> Excerpted records
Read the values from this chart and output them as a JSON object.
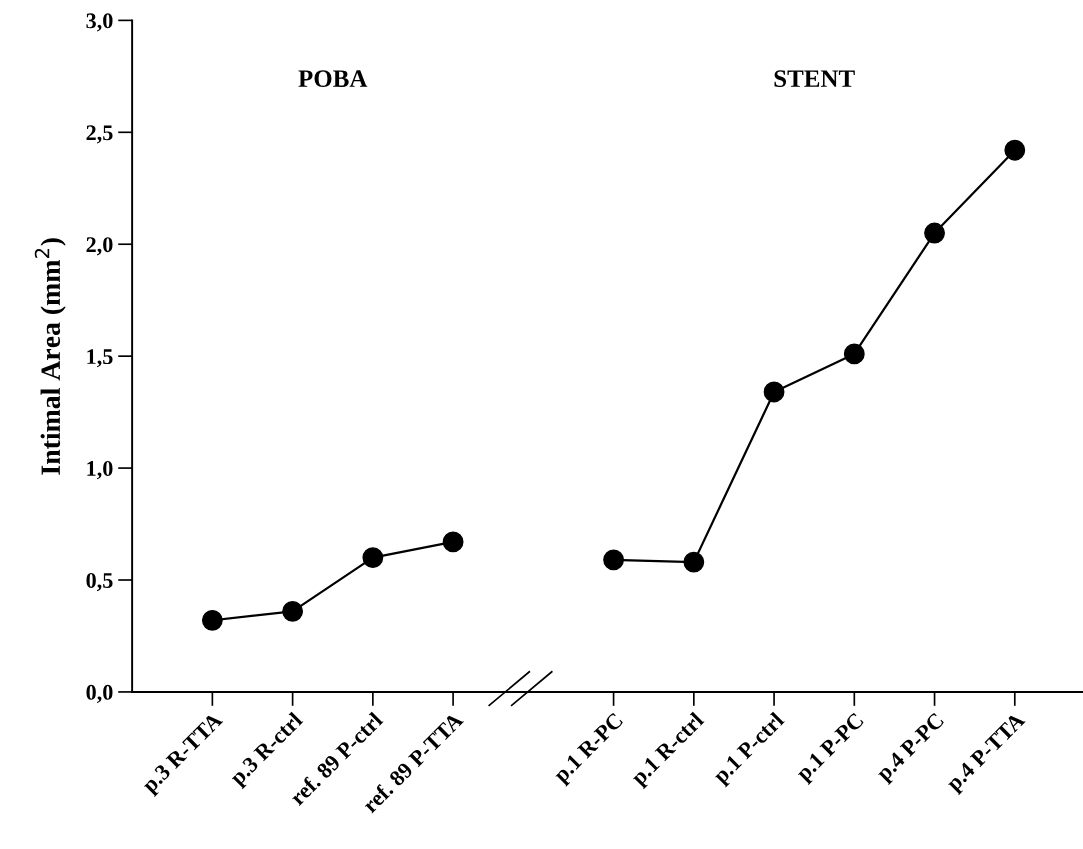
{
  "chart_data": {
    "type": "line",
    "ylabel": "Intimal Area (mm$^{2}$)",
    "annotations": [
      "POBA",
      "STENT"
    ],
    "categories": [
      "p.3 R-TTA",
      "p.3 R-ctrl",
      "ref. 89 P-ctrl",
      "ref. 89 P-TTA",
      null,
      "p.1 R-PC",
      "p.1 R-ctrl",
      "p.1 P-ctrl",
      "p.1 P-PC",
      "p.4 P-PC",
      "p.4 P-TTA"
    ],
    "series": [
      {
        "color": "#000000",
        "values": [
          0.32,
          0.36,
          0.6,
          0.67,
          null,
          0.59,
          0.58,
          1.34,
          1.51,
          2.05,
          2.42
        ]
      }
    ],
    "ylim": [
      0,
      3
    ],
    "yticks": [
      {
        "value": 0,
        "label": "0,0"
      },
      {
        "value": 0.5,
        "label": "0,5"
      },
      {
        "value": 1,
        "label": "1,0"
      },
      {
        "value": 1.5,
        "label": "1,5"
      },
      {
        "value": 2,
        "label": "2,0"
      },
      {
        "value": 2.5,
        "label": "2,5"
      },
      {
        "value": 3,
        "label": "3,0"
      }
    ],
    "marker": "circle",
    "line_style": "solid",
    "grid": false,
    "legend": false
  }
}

---

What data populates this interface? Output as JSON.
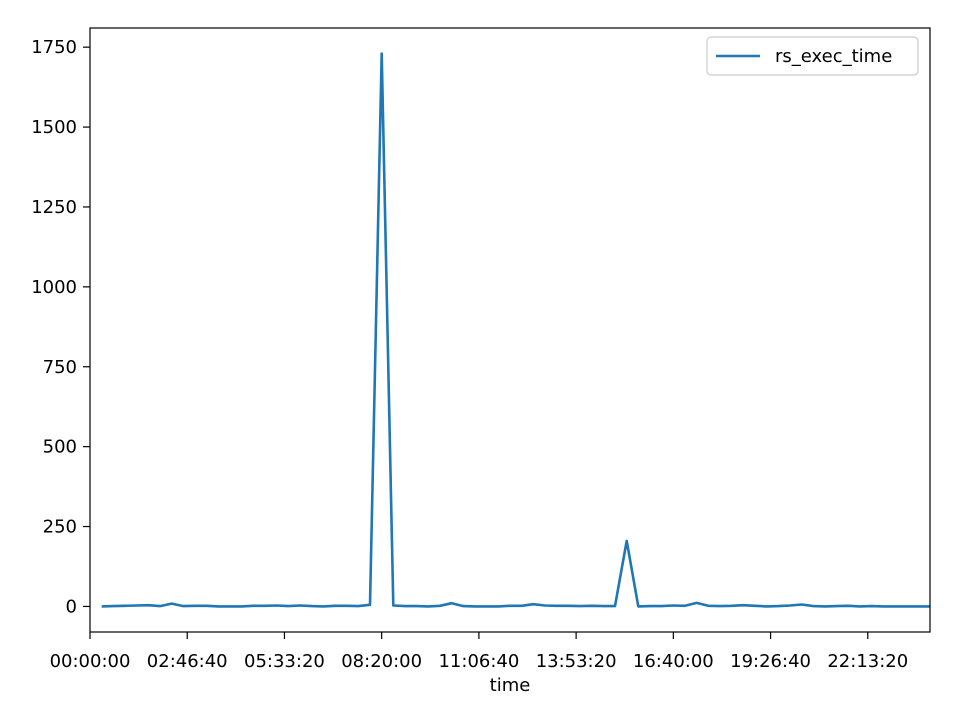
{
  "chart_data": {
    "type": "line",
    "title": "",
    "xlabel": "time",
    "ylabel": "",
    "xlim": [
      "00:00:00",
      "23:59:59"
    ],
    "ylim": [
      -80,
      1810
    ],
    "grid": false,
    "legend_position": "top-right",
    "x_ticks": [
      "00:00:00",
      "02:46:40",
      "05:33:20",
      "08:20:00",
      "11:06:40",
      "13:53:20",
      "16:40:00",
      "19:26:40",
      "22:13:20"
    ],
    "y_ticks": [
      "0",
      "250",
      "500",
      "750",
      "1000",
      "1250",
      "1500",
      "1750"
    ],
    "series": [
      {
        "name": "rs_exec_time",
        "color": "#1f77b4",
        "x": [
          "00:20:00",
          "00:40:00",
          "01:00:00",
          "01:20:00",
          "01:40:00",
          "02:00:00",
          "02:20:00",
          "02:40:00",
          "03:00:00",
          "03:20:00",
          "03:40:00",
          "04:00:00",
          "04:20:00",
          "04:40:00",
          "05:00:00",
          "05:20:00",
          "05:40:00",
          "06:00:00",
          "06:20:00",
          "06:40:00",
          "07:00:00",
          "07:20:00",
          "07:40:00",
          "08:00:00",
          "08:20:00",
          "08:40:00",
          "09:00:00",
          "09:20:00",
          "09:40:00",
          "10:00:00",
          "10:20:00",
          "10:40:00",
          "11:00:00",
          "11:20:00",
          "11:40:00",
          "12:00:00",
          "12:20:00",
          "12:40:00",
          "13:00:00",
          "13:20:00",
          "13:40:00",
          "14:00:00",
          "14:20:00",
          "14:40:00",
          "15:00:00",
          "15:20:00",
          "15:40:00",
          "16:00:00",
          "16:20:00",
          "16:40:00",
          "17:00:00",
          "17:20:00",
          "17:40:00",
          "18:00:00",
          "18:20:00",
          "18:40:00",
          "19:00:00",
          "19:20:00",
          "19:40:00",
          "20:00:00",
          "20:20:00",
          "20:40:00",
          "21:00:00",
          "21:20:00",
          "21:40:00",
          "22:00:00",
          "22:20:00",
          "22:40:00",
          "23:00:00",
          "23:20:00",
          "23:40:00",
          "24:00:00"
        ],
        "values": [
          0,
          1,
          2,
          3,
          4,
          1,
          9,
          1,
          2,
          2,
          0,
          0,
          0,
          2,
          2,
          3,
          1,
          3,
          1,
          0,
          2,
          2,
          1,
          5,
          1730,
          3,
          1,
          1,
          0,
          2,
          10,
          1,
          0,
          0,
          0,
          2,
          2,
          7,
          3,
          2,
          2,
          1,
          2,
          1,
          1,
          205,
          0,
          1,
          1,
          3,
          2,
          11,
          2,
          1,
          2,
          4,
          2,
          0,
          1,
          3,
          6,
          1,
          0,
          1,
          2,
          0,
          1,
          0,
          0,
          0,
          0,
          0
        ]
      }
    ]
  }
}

* * *

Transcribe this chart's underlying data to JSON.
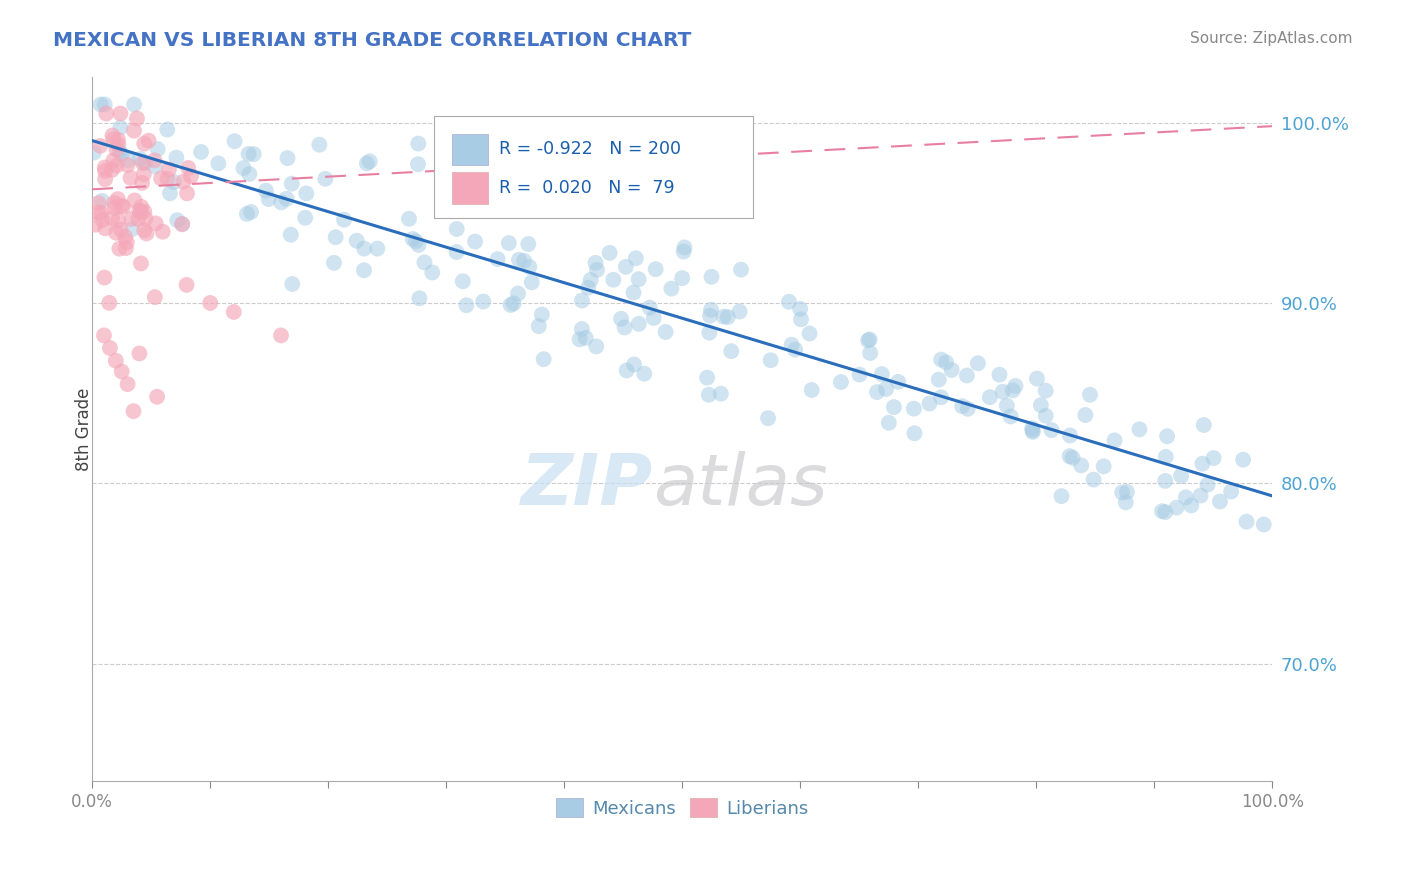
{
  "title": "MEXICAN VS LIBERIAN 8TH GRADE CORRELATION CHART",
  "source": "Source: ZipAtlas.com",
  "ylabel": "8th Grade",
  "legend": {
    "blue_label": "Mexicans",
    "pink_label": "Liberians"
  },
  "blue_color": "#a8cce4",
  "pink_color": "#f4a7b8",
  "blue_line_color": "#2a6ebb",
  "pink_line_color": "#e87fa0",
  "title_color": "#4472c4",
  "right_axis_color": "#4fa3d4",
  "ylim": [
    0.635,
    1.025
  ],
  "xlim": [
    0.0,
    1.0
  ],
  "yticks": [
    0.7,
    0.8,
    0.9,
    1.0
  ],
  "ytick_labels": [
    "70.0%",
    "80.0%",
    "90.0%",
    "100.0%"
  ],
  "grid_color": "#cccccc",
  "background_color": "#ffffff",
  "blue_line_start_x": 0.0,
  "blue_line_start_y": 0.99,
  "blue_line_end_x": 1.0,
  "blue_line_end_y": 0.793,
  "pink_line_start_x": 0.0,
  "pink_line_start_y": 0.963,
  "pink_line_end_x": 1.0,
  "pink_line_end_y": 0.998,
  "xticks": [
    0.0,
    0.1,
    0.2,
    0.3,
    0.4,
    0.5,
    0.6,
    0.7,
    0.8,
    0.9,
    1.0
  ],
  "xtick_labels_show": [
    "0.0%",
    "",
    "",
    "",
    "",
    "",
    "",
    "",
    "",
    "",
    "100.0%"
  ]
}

> Required task
Gather from the records above every line containing the string "JSON".

> Reply to the exercise
Read the values from this chart and output them as a JSON object.
What data populates this interface? Output as JSON.
Transcribe this chart's underlying data to JSON.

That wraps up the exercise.